── Input material

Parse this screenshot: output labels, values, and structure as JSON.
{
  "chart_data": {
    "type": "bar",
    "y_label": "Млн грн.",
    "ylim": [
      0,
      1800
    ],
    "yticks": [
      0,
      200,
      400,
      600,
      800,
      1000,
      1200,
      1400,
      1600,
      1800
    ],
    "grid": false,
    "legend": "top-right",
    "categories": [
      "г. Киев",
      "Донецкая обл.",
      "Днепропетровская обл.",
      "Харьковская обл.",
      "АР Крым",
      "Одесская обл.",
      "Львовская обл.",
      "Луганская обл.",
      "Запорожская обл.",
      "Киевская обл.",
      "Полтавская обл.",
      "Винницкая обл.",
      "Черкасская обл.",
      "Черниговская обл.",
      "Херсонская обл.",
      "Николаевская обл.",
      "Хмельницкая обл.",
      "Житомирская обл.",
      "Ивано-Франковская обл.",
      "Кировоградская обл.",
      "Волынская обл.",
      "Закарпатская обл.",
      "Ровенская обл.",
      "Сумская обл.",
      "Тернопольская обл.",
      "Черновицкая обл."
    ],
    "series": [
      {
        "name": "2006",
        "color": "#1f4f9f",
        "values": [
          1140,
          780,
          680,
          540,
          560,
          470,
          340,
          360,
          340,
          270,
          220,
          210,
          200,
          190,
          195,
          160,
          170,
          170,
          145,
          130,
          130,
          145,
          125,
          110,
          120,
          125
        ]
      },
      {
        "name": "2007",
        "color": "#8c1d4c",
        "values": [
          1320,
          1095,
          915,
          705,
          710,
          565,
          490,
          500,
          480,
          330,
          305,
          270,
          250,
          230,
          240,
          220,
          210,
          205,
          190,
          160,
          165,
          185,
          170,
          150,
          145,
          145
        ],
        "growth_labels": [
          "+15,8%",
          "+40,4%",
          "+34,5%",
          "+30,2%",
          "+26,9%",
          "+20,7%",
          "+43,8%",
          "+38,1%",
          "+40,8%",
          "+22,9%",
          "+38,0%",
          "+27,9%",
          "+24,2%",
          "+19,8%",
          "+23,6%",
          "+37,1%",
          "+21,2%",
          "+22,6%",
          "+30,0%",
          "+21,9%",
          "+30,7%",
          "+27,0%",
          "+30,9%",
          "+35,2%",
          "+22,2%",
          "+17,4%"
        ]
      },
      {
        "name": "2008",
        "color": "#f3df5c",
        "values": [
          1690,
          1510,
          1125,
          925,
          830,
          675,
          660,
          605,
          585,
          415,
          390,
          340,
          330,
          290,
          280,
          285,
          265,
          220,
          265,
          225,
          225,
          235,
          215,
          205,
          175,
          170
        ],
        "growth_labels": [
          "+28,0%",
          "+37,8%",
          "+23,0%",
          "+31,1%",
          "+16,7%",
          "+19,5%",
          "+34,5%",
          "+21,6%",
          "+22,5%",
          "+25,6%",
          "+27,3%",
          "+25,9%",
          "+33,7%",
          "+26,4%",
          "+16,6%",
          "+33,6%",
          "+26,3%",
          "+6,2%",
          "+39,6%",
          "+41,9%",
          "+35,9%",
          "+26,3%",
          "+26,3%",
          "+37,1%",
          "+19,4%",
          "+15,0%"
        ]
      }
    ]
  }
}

────

Give every line of the material that includes the string "color".

        "color": "#1f4f9f",
        "color": "#8c1d4c",
        "color": "#f3df5c",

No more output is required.